*Exercise brief*:
Print the listing below in its entirety, character for character.

*Records supplied*:
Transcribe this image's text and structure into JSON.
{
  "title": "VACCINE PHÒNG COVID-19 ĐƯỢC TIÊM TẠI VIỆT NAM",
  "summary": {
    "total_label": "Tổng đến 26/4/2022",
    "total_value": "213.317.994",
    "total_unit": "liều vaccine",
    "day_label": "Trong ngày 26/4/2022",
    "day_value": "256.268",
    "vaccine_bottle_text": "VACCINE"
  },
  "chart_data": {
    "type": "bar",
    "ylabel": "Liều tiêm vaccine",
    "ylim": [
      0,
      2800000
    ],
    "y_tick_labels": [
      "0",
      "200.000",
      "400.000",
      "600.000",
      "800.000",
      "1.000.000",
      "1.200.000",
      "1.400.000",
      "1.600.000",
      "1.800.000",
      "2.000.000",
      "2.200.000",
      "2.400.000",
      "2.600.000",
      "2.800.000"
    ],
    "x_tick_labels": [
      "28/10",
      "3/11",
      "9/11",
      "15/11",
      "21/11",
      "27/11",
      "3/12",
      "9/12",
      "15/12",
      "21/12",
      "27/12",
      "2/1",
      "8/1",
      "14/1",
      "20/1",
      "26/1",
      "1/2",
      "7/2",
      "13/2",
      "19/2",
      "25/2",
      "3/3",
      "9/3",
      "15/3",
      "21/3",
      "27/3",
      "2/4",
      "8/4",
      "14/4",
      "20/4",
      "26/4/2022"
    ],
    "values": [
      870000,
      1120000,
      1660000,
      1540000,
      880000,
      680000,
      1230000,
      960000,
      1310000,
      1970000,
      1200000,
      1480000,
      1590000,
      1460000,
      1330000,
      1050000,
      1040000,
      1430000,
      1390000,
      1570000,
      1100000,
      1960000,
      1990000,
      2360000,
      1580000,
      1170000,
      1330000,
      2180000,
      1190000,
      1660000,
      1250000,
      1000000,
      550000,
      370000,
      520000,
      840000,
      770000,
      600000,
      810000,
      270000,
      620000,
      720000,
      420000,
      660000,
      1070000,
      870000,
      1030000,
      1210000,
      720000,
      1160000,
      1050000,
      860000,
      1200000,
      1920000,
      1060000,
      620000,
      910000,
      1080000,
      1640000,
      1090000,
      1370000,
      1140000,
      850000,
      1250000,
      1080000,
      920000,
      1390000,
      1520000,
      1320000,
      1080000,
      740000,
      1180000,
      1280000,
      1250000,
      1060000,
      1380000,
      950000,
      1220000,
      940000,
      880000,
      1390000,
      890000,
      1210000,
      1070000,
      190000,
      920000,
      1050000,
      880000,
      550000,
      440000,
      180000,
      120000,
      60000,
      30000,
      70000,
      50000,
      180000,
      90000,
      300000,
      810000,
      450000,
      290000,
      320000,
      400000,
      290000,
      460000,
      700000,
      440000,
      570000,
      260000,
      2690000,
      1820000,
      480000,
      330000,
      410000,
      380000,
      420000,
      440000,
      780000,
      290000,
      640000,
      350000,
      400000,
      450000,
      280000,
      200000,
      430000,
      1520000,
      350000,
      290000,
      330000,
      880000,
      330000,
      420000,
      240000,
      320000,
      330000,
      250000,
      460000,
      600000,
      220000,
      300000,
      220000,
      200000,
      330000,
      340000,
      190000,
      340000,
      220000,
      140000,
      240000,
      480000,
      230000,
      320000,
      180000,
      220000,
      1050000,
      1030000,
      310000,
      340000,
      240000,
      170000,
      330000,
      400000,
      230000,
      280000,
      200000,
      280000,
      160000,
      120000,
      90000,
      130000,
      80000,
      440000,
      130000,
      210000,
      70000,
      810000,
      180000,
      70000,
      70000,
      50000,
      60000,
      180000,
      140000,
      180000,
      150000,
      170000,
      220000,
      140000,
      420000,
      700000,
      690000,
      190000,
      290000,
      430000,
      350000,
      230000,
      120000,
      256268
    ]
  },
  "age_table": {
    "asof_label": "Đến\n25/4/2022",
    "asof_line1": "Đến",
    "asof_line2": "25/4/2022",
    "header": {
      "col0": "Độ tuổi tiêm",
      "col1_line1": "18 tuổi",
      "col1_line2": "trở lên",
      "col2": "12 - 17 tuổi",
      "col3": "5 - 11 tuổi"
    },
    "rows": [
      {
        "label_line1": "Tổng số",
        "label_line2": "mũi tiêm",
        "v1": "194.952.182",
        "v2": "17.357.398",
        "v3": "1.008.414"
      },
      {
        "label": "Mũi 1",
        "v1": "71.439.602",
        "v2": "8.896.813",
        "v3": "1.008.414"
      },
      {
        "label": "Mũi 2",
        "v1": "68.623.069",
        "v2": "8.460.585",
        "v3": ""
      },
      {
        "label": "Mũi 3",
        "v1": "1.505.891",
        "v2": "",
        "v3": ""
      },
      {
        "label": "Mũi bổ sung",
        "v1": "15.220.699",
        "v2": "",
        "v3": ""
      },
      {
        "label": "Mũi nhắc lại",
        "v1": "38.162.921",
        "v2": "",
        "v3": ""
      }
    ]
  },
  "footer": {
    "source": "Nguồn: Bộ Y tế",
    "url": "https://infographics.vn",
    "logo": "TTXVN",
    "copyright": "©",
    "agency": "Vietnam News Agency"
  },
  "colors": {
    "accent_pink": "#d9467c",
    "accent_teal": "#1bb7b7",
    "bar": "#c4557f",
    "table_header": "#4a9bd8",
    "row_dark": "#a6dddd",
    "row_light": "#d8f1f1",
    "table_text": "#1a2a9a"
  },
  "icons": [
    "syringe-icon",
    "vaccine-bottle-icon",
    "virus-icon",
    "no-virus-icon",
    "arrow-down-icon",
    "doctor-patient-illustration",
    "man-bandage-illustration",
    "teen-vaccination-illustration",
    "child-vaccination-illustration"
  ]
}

*Exercise output*:
Transcribe this image's text and structure into JSON.
{
  "title": "VACCINE PHÒNG COVID-19 ĐƯỢC TIÊM TẠI VIỆT NAM",
  "summary": {
    "total_label": "Tổng đến 26/4/2022",
    "total_value": "213.317.994",
    "total_unit": "liều vaccine",
    "day_label": "Trong ngày 26/4/2022",
    "day_value": "256.268",
    "vaccine_bottle_text": "VACCINE"
  },
  "chart_data": {
    "type": "bar",
    "ylabel": "Liều tiêm vaccine",
    "ylim": [
      0,
      2800000
    ],
    "y_tick_labels": [
      "0",
      "200.000",
      "400.000",
      "600.000",
      "800.000",
      "1.000.000",
      "1.200.000",
      "1.400.000",
      "1.600.000",
      "1.800.000",
      "2.000.000",
      "2.200.000",
      "2.400.000",
      "2.600.000",
      "2.800.000"
    ],
    "x_tick_labels": [
      "28/10",
      "3/11",
      "9/11",
      "15/11",
      "21/11",
      "27/11",
      "3/12",
      "9/12",
      "15/12",
      "21/12",
      "27/12",
      "2/1",
      "8/1",
      "14/1",
      "20/1",
      "26/1",
      "1/2",
      "7/2",
      "13/2",
      "19/2",
      "25/2",
      "3/3",
      "9/3",
      "15/3",
      "21/3",
      "27/3",
      "2/4",
      "8/4",
      "14/4",
      "20/4",
      "26/4/2022"
    ],
    "values": [
      870000,
      1120000,
      1660000,
      1540000,
      880000,
      680000,
      1230000,
      960000,
      1310000,
      1970000,
      1200000,
      1480000,
      1590000,
      1460000,
      1330000,
      1050000,
      1040000,
      1430000,
      1390000,
      1570000,
      1100000,
      1960000,
      1990000,
      2360000,
      1580000,
      1170000,
      1330000,
      2180000,
      1190000,
      1660000,
      1250000,
      1000000,
      550000,
      370000,
      520000,
      840000,
      770000,
      600000,
      810000,
      270000,
      620000,
      720000,
      420000,
      660000,
      1070000,
      870000,
      1030000,
      1210000,
      720000,
      1160000,
      1050000,
      860000,
      1200000,
      1920000,
      1060000,
      620000,
      910000,
      1080000,
      1640000,
      1090000,
      1370000,
      1140000,
      850000,
      1250000,
      1080000,
      920000,
      1390000,
      1520000,
      1320000,
      1080000,
      740000,
      1180000,
      1280000,
      1250000,
      1060000,
      1380000,
      950000,
      1220000,
      940000,
      880000,
      1390000,
      890000,
      1210000,
      1070000,
      190000,
      920000,
      1050000,
      880000,
      550000,
      440000,
      180000,
      120000,
      60000,
      30000,
      70000,
      50000,
      180000,
      90000,
      300000,
      810000,
      450000,
      290000,
      320000,
      400000,
      290000,
      460000,
      700000,
      440000,
      570000,
      260000,
      2690000,
      1820000,
      480000,
      330000,
      410000,
      380000,
      420000,
      440000,
      780000,
      290000,
      640000,
      350000,
      400000,
      450000,
      280000,
      200000,
      430000,
      1520000,
      350000,
      290000,
      330000,
      880000,
      330000,
      420000,
      240000,
      320000,
      330000,
      250000,
      460000,
      600000,
      220000,
      300000,
      220000,
      200000,
      330000,
      340000,
      190000,
      340000,
      220000,
      140000,
      240000,
      480000,
      230000,
      320000,
      180000,
      220000,
      1050000,
      1030000,
      310000,
      340000,
      240000,
      170000,
      330000,
      400000,
      230000,
      280000,
      200000,
      280000,
      160000,
      120000,
      90000,
      130000,
      80000,
      440000,
      130000,
      210000,
      70000,
      810000,
      180000,
      70000,
      70000,
      50000,
      60000,
      180000,
      140000,
      180000,
      150000,
      170000,
      220000,
      140000,
      420000,
      700000,
      690000,
      190000,
      290000,
      430000,
      350000,
      230000,
      120000,
      256268
    ]
  },
  "age_table": {
    "asof_label": "Đến\n25/4/2022",
    "asof_line1": "Đến",
    "asof_line2": "25/4/2022",
    "header": {
      "col0": "Độ tuổi tiêm",
      "col1_line1": "18 tuổi",
      "col1_line2": "trở lên",
      "col2": "12 - 17 tuổi",
      "col3": "5 - 11 tuổi"
    },
    "rows": [
      {
        "label_line1": "Tổng số",
        "label_line2": "mũi tiêm",
        "v1": "194.952.182",
        "v2": "17.357.398",
        "v3": "1.008.414"
      },
      {
        "label": "Mũi 1",
        "v1": "71.439.602",
        "v2": "8.896.813",
        "v3": "1.008.414"
      },
      {
        "label": "Mũi 2",
        "v1": "68.623.069",
        "v2": "8.460.585",
        "v3": ""
      },
      {
        "label": "Mũi 3",
        "v1": "1.505.891",
        "v2": "",
        "v3": ""
      },
      {
        "label": "Mũi bổ sung",
        "v1": "15.220.699",
        "v2": "",
        "v3": ""
      },
      {
        "label": "Mũi nhắc lại",
        "v1": "38.162.921",
        "v2": "",
        "v3": ""
      }
    ]
  },
  "footer": {
    "source": "Nguồn: Bộ Y tế",
    "url": "https://infographics.vn",
    "logo": "TTXVN",
    "copyright": "©",
    "agency": "Vietnam News Agency"
  },
  "colors": {
    "accent_pink": "#d9467c",
    "accent_teal": "#1bb7b7",
    "bar": "#c4557f",
    "table_header": "#4a9bd8",
    "row_dark": "#a6dddd",
    "row_light": "#d8f1f1",
    "table_text": "#1a2a9a"
  },
  "icons": [
    "syringe-icon",
    "vaccine-bottle-icon",
    "virus-icon",
    "no-virus-icon",
    "arrow-down-icon",
    "doctor-patient-illustration",
    "man-bandage-illustration",
    "teen-vaccination-illustration",
    "child-vaccination-illustration"
  ]
}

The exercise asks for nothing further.